Problem description:
Would you count the lines below that contain the string "till" and reply with that number only?

Records for this exercise below:

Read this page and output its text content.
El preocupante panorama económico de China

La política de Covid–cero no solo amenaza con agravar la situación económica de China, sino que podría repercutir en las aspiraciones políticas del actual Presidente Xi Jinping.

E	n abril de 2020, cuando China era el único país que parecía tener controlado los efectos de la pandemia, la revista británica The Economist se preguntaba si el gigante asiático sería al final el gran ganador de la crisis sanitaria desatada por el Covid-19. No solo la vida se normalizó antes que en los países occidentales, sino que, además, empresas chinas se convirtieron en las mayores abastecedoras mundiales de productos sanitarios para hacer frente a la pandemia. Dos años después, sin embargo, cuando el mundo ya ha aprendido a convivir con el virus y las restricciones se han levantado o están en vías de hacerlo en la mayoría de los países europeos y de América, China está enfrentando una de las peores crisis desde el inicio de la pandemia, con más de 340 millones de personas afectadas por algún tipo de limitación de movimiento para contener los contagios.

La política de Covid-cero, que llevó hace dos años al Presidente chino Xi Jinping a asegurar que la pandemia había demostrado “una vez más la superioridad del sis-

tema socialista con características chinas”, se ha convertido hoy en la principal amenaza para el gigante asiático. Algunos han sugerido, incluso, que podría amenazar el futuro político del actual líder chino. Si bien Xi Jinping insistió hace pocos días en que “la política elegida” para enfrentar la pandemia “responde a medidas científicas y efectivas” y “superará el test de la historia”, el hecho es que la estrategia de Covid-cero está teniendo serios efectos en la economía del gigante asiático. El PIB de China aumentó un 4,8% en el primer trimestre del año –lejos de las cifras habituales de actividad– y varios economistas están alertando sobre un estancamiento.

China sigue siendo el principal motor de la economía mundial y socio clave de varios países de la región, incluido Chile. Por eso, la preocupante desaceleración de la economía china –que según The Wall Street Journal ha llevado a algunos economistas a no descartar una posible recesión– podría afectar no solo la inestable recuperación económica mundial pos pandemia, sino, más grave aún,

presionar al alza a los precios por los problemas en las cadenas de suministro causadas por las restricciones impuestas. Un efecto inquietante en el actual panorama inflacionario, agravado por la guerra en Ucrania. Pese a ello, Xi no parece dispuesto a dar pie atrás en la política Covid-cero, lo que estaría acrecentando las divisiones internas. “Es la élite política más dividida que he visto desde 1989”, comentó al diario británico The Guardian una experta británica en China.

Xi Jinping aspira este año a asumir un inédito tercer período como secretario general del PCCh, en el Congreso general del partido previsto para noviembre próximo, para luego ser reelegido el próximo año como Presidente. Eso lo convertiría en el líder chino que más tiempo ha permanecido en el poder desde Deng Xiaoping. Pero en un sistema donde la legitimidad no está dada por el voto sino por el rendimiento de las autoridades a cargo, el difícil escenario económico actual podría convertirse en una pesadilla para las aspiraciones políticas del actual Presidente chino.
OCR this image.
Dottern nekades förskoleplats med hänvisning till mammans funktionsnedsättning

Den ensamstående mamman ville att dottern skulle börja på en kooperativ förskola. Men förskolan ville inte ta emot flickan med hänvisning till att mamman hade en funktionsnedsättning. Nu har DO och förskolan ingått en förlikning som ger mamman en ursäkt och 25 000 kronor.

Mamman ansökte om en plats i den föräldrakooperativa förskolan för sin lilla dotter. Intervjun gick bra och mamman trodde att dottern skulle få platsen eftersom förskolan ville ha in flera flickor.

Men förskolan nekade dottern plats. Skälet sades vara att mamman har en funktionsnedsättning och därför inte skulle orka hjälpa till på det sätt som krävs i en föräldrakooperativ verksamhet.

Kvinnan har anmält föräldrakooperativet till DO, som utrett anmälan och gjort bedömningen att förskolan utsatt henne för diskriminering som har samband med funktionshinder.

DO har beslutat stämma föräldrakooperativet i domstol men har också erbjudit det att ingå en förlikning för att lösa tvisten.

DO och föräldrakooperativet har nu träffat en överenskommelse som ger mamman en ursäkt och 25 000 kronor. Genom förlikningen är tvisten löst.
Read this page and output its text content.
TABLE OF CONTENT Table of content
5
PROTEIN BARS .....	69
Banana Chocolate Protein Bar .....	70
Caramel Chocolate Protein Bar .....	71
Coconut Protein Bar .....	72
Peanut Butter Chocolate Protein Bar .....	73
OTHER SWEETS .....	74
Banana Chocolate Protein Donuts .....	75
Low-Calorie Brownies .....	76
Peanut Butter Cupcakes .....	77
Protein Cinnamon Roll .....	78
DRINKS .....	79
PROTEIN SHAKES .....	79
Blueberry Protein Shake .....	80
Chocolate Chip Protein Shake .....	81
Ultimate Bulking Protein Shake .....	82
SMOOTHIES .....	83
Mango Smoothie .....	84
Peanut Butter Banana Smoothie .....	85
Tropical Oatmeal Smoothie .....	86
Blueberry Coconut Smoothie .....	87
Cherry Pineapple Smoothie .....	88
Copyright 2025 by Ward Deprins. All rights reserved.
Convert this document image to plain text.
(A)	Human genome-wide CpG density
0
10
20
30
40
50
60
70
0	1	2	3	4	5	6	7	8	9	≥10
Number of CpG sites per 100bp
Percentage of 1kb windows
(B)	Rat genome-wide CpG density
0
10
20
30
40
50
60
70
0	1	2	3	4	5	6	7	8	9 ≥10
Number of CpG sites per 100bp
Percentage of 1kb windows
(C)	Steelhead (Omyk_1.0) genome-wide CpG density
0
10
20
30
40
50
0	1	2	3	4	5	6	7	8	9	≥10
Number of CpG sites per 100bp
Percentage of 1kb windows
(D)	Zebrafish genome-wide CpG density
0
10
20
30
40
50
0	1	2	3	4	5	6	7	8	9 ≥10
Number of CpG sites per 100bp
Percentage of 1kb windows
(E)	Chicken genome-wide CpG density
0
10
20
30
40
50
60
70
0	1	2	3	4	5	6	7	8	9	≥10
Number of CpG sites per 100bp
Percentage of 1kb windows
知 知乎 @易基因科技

End of Records for this exercise.

Answer box:
4